> **Task description**
Images are excluded; otherwise, output every record exactly.

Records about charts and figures

__________________________________________________

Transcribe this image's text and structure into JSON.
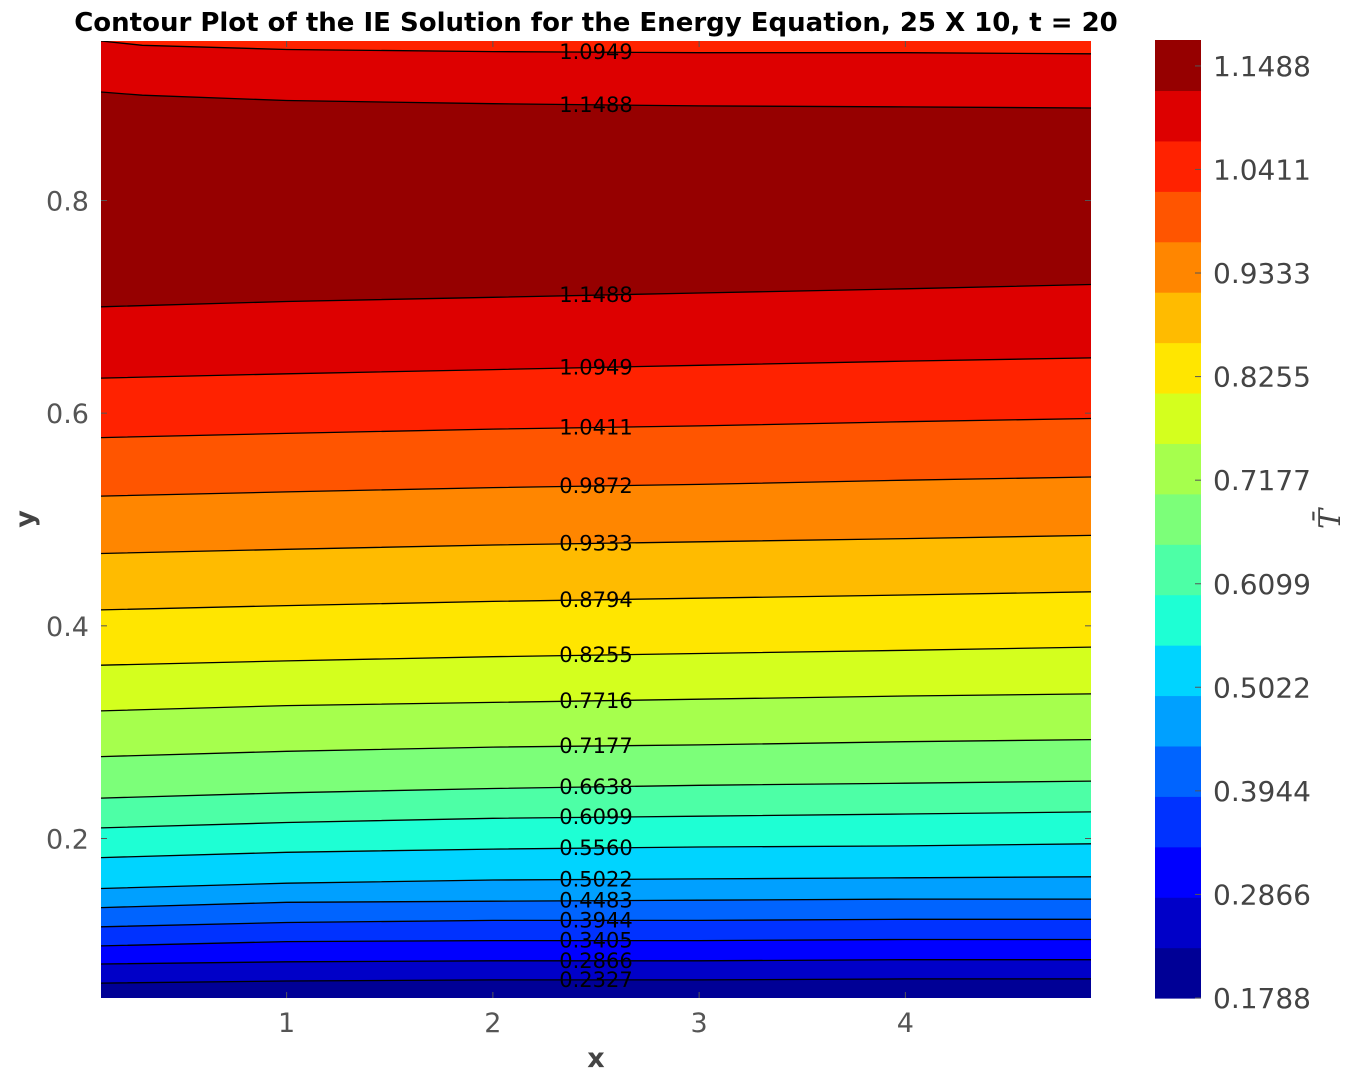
{
  "chart_data": {
    "type": "contour",
    "title": "Contour Plot of the IE Solution for the Energy Equation, 25 X 10, t = 20",
    "xlabel": "x",
    "ylabel": "y",
    "xlim": [
      0.1,
      4.9
    ],
    "ylim": [
      0.05,
      0.95
    ],
    "x_ticks": [
      "1",
      "2",
      "3",
      "4"
    ],
    "y_ticks": [
      "0.2",
      "0.4",
      "0.6",
      "0.8"
    ],
    "grid": false,
    "colorbar": {
      "label": "T̄",
      "ticks": [
        "0.1788",
        "0.2866",
        "0.3944",
        "0.5022",
        "0.6099",
        "0.7177",
        "0.8255",
        "0.9333",
        "1.0411",
        "1.1488"
      ],
      "range": [
        0.1788,
        1.1758
      ]
    },
    "levels": [
      0.1788,
      0.2327,
      0.2866,
      0.3405,
      0.3944,
      0.4483,
      0.5022,
      0.556,
      0.6099,
      0.6638,
      0.7177,
      0.7716,
      0.8255,
      0.8794,
      0.9333,
      0.9872,
      1.0411,
      1.0949,
      1.1488
    ],
    "band_colors": [
      "#000096",
      "#0000c8",
      "#0000ff",
      "#0032ff",
      "#0064ff",
      "#00a0ff",
      "#00d4ff",
      "#1effd4",
      "#4dffa6",
      "#7cff79",
      "#a6ff4d",
      "#d4ff1e",
      "#ffe600",
      "#ffbb00",
      "#ff8600",
      "#ff5500",
      "#ff2200",
      "#dd0000",
      "#960000"
    ],
    "contour_lines": [
      {
        "label": "0.2327",
        "points": [
          [
            0.1,
            0.064
          ],
          [
            1.0,
            0.066
          ],
          [
            2.0,
            0.067
          ],
          [
            3.0,
            0.067
          ],
          [
            4.0,
            0.068
          ],
          [
            4.9,
            0.068
          ]
        ]
      },
      {
        "label": "0.2866",
        "points": [
          [
            0.1,
            0.082
          ],
          [
            1.0,
            0.084
          ],
          [
            2.0,
            0.085
          ],
          [
            3.0,
            0.085
          ],
          [
            4.0,
            0.086
          ],
          [
            4.9,
            0.086
          ]
        ]
      },
      {
        "label": "0.3405",
        "points": [
          [
            0.1,
            0.099
          ],
          [
            1.0,
            0.103
          ],
          [
            2.0,
            0.104
          ],
          [
            3.0,
            0.104
          ],
          [
            4.0,
            0.105
          ],
          [
            4.9,
            0.105
          ]
        ]
      },
      {
        "label": "0.3944",
        "points": [
          [
            0.1,
            0.117
          ],
          [
            1.0,
            0.121
          ],
          [
            2.0,
            0.123
          ],
          [
            3.0,
            0.123
          ],
          [
            4.0,
            0.124
          ],
          [
            4.9,
            0.124
          ]
        ]
      },
      {
        "label": "0.4483",
        "points": [
          [
            0.1,
            0.135
          ],
          [
            1.0,
            0.14
          ],
          [
            2.0,
            0.141
          ],
          [
            3.0,
            0.142
          ],
          [
            4.0,
            0.143
          ],
          [
            4.9,
            0.143
          ]
        ]
      },
      {
        "label": "0.5022",
        "points": [
          [
            0.1,
            0.153
          ],
          [
            1.0,
            0.158
          ],
          [
            2.0,
            0.161
          ],
          [
            3.0,
            0.162
          ],
          [
            4.0,
            0.163
          ],
          [
            4.9,
            0.164
          ]
        ]
      },
      {
        "label": "0.5560",
        "points": [
          [
            0.1,
            0.182
          ],
          [
            1.0,
            0.187
          ],
          [
            2.0,
            0.19
          ],
          [
            3.0,
            0.192
          ],
          [
            4.0,
            0.193
          ],
          [
            4.9,
            0.195
          ]
        ]
      },
      {
        "label": "0.6099",
        "points": [
          [
            0.1,
            0.21
          ],
          [
            1.0,
            0.215
          ],
          [
            2.0,
            0.219
          ],
          [
            3.0,
            0.221
          ],
          [
            4.0,
            0.223
          ],
          [
            4.9,
            0.225
          ]
        ]
      },
      {
        "label": "0.6638",
        "points": [
          [
            0.1,
            0.238
          ],
          [
            1.0,
            0.243
          ],
          [
            2.0,
            0.247
          ],
          [
            3.0,
            0.25
          ],
          [
            4.0,
            0.252
          ],
          [
            4.9,
            0.254
          ]
        ]
      },
      {
        "label": "0.7177",
        "points": [
          [
            0.1,
            0.277
          ],
          [
            1.0,
            0.282
          ],
          [
            2.0,
            0.286
          ],
          [
            3.0,
            0.288
          ],
          [
            4.0,
            0.291
          ],
          [
            4.9,
            0.293
          ]
        ]
      },
      {
        "label": "0.7716",
        "points": [
          [
            0.1,
            0.32
          ],
          [
            1.0,
            0.325
          ],
          [
            2.0,
            0.328
          ],
          [
            3.0,
            0.331
          ],
          [
            4.0,
            0.334
          ],
          [
            4.9,
            0.336
          ]
        ]
      },
      {
        "label": "0.8255",
        "points": [
          [
            0.1,
            0.363
          ],
          [
            1.0,
            0.367
          ],
          [
            2.0,
            0.371
          ],
          [
            3.0,
            0.374
          ],
          [
            4.0,
            0.377
          ],
          [
            4.9,
            0.38
          ]
        ]
      },
      {
        "label": "0.8794",
        "points": [
          [
            0.1,
            0.415
          ],
          [
            1.0,
            0.419
          ],
          [
            2.0,
            0.423
          ],
          [
            3.0,
            0.426
          ],
          [
            4.0,
            0.429
          ],
          [
            4.9,
            0.432
          ]
        ]
      },
      {
        "label": "0.9333",
        "points": [
          [
            0.1,
            0.468
          ],
          [
            1.0,
            0.472
          ],
          [
            2.0,
            0.476
          ],
          [
            3.0,
            0.479
          ],
          [
            4.0,
            0.482
          ],
          [
            4.9,
            0.485
          ]
        ]
      },
      {
        "label": "0.9872",
        "points": [
          [
            0.1,
            0.522
          ],
          [
            1.0,
            0.526
          ],
          [
            2.0,
            0.53
          ],
          [
            3.0,
            0.533
          ],
          [
            4.0,
            0.537
          ],
          [
            4.9,
            0.54
          ]
        ]
      },
      {
        "label": "1.0411",
        "points": [
          [
            0.1,
            0.577
          ],
          [
            1.0,
            0.581
          ],
          [
            2.0,
            0.585
          ],
          [
            3.0,
            0.588
          ],
          [
            4.0,
            0.592
          ],
          [
            4.9,
            0.595
          ]
        ]
      },
      {
        "label": "1.0949",
        "points": [
          [
            0.1,
            0.633
          ],
          [
            1.0,
            0.637
          ],
          [
            2.0,
            0.641
          ],
          [
            3.0,
            0.645
          ],
          [
            4.0,
            0.649
          ],
          [
            4.9,
            0.652
          ]
        ]
      },
      {
        "label": "1.1488",
        "points": [
          [
            0.1,
            0.7
          ],
          [
            1.0,
            0.705
          ],
          [
            2.0,
            0.709
          ],
          [
            3.0,
            0.713
          ],
          [
            4.0,
            0.717
          ],
          [
            4.9,
            0.721
          ]
        ]
      },
      {
        "label": "1.1488",
        "points": [
          [
            0.1,
            0.902
          ],
          [
            0.3,
            0.899
          ],
          [
            1.0,
            0.894
          ],
          [
            2.0,
            0.891
          ],
          [
            3.0,
            0.889
          ],
          [
            4.0,
            0.888
          ],
          [
            4.9,
            0.887
          ]
        ]
      },
      {
        "label": "1.0949",
        "points": [
          [
            0.1,
            0.95
          ],
          [
            0.3,
            0.946
          ],
          [
            1.0,
            0.942
          ],
          [
            2.0,
            0.94
          ],
          [
            3.0,
            0.939
          ],
          [
            4.0,
            0.939
          ],
          [
            4.9,
            0.938
          ]
        ]
      }
    ]
  }
}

__________________________________________________

> **Result**
Transcribe this image's text and structure into JSON.
{
  "chart_data": {
    "type": "contour",
    "title": "Contour Plot of the IE Solution for the Energy Equation, 25 X 10, t = 20",
    "xlabel": "x",
    "ylabel": "y",
    "xlim": [
      0.1,
      4.9
    ],
    "ylim": [
      0.05,
      0.95
    ],
    "x_ticks": [
      "1",
      "2",
      "3",
      "4"
    ],
    "y_ticks": [
      "0.2",
      "0.4",
      "0.6",
      "0.8"
    ],
    "grid": false,
    "colorbar": {
      "label": "T̄",
      "ticks": [
        "0.1788",
        "0.2866",
        "0.3944",
        "0.5022",
        "0.6099",
        "0.7177",
        "0.8255",
        "0.9333",
        "1.0411",
        "1.1488"
      ],
      "range": [
        0.1788,
        1.1758
      ]
    },
    "levels": [
      0.1788,
      0.2327,
      0.2866,
      0.3405,
      0.3944,
      0.4483,
      0.5022,
      0.556,
      0.6099,
      0.6638,
      0.7177,
      0.7716,
      0.8255,
      0.8794,
      0.9333,
      0.9872,
      1.0411,
      1.0949,
      1.1488
    ],
    "band_colors": [
      "#000096",
      "#0000c8",
      "#0000ff",
      "#0032ff",
      "#0064ff",
      "#00a0ff",
      "#00d4ff",
      "#1effd4",
      "#4dffa6",
      "#7cff79",
      "#a6ff4d",
      "#d4ff1e",
      "#ffe600",
      "#ffbb00",
      "#ff8600",
      "#ff5500",
      "#ff2200",
      "#dd0000",
      "#960000"
    ],
    "contour_lines": [
      {
        "label": "0.2327",
        "points": [
          [
            0.1,
            0.064
          ],
          [
            1.0,
            0.066
          ],
          [
            2.0,
            0.067
          ],
          [
            3.0,
            0.067
          ],
          [
            4.0,
            0.068
          ],
          [
            4.9,
            0.068
          ]
        ]
      },
      {
        "label": "0.2866",
        "points": [
          [
            0.1,
            0.082
          ],
          [
            1.0,
            0.084
          ],
          [
            2.0,
            0.085
          ],
          [
            3.0,
            0.085
          ],
          [
            4.0,
            0.086
          ],
          [
            4.9,
            0.086
          ]
        ]
      },
      {
        "label": "0.3405",
        "points": [
          [
            0.1,
            0.099
          ],
          [
            1.0,
            0.103
          ],
          [
            2.0,
            0.104
          ],
          [
            3.0,
            0.104
          ],
          [
            4.0,
            0.105
          ],
          [
            4.9,
            0.105
          ]
        ]
      },
      {
        "label": "0.3944",
        "points": [
          [
            0.1,
            0.117
          ],
          [
            1.0,
            0.121
          ],
          [
            2.0,
            0.123
          ],
          [
            3.0,
            0.123
          ],
          [
            4.0,
            0.124
          ],
          [
            4.9,
            0.124
          ]
        ]
      },
      {
        "label": "0.4483",
        "points": [
          [
            0.1,
            0.135
          ],
          [
            1.0,
            0.14
          ],
          [
            2.0,
            0.141
          ],
          [
            3.0,
            0.142
          ],
          [
            4.0,
            0.143
          ],
          [
            4.9,
            0.143
          ]
        ]
      },
      {
        "label": "0.5022",
        "points": [
          [
            0.1,
            0.153
          ],
          [
            1.0,
            0.158
          ],
          [
            2.0,
            0.161
          ],
          [
            3.0,
            0.162
          ],
          [
            4.0,
            0.163
          ],
          [
            4.9,
            0.164
          ]
        ]
      },
      {
        "label": "0.5560",
        "points": [
          [
            0.1,
            0.182
          ],
          [
            1.0,
            0.187
          ],
          [
            2.0,
            0.19
          ],
          [
            3.0,
            0.192
          ],
          [
            4.0,
            0.193
          ],
          [
            4.9,
            0.195
          ]
        ]
      },
      {
        "label": "0.6099",
        "points": [
          [
            0.1,
            0.21
          ],
          [
            1.0,
            0.215
          ],
          [
            2.0,
            0.219
          ],
          [
            3.0,
            0.221
          ],
          [
            4.0,
            0.223
          ],
          [
            4.9,
            0.225
          ]
        ]
      },
      {
        "label": "0.6638",
        "points": [
          [
            0.1,
            0.238
          ],
          [
            1.0,
            0.243
          ],
          [
            2.0,
            0.247
          ],
          [
            3.0,
            0.25
          ],
          [
            4.0,
            0.252
          ],
          [
            4.9,
            0.254
          ]
        ]
      },
      {
        "label": "0.7177",
        "points": [
          [
            0.1,
            0.277
          ],
          [
            1.0,
            0.282
          ],
          [
            2.0,
            0.286
          ],
          [
            3.0,
            0.288
          ],
          [
            4.0,
            0.291
          ],
          [
            4.9,
            0.293
          ]
        ]
      },
      {
        "label": "0.7716",
        "points": [
          [
            0.1,
            0.32
          ],
          [
            1.0,
            0.325
          ],
          [
            2.0,
            0.328
          ],
          [
            3.0,
            0.331
          ],
          [
            4.0,
            0.334
          ],
          [
            4.9,
            0.336
          ]
        ]
      },
      {
        "label": "0.8255",
        "points": [
          [
            0.1,
            0.363
          ],
          [
            1.0,
            0.367
          ],
          [
            2.0,
            0.371
          ],
          [
            3.0,
            0.374
          ],
          [
            4.0,
            0.377
          ],
          [
            4.9,
            0.38
          ]
        ]
      },
      {
        "label": "0.8794",
        "points": [
          [
            0.1,
            0.415
          ],
          [
            1.0,
            0.419
          ],
          [
            2.0,
            0.423
          ],
          [
            3.0,
            0.426
          ],
          [
            4.0,
            0.429
          ],
          [
            4.9,
            0.432
          ]
        ]
      },
      {
        "label": "0.9333",
        "points": [
          [
            0.1,
            0.468
          ],
          [
            1.0,
            0.472
          ],
          [
            2.0,
            0.476
          ],
          [
            3.0,
            0.479
          ],
          [
            4.0,
            0.482
          ],
          [
            4.9,
            0.485
          ]
        ]
      },
      {
        "label": "0.9872",
        "points": [
          [
            0.1,
            0.522
          ],
          [
            1.0,
            0.526
          ],
          [
            2.0,
            0.53
          ],
          [
            3.0,
            0.533
          ],
          [
            4.0,
            0.537
          ],
          [
            4.9,
            0.54
          ]
        ]
      },
      {
        "label": "1.0411",
        "points": [
          [
            0.1,
            0.577
          ],
          [
            1.0,
            0.581
          ],
          [
            2.0,
            0.585
          ],
          [
            3.0,
            0.588
          ],
          [
            4.0,
            0.592
          ],
          [
            4.9,
            0.595
          ]
        ]
      },
      {
        "label": "1.0949",
        "points": [
          [
            0.1,
            0.633
          ],
          [
            1.0,
            0.637
          ],
          [
            2.0,
            0.641
          ],
          [
            3.0,
            0.645
          ],
          [
            4.0,
            0.649
          ],
          [
            4.9,
            0.652
          ]
        ]
      },
      {
        "label": "1.1488",
        "points": [
          [
            0.1,
            0.7
          ],
          [
            1.0,
            0.705
          ],
          [
            2.0,
            0.709
          ],
          [
            3.0,
            0.713
          ],
          [
            4.0,
            0.717
          ],
          [
            4.9,
            0.721
          ]
        ]
      },
      {
        "label": "1.1488",
        "points": [
          [
            0.1,
            0.902
          ],
          [
            0.3,
            0.899
          ],
          [
            1.0,
            0.894
          ],
          [
            2.0,
            0.891
          ],
          [
            3.0,
            0.889
          ],
          [
            4.0,
            0.888
          ],
          [
            4.9,
            0.887
          ]
        ]
      },
      {
        "label": "1.0949",
        "points": [
          [
            0.1,
            0.95
          ],
          [
            0.3,
            0.946
          ],
          [
            1.0,
            0.942
          ],
          [
            2.0,
            0.94
          ],
          [
            3.0,
            0.939
          ],
          [
            4.0,
            0.939
          ],
          [
            4.9,
            0.938
          ]
        ]
      }
    ]
  }
}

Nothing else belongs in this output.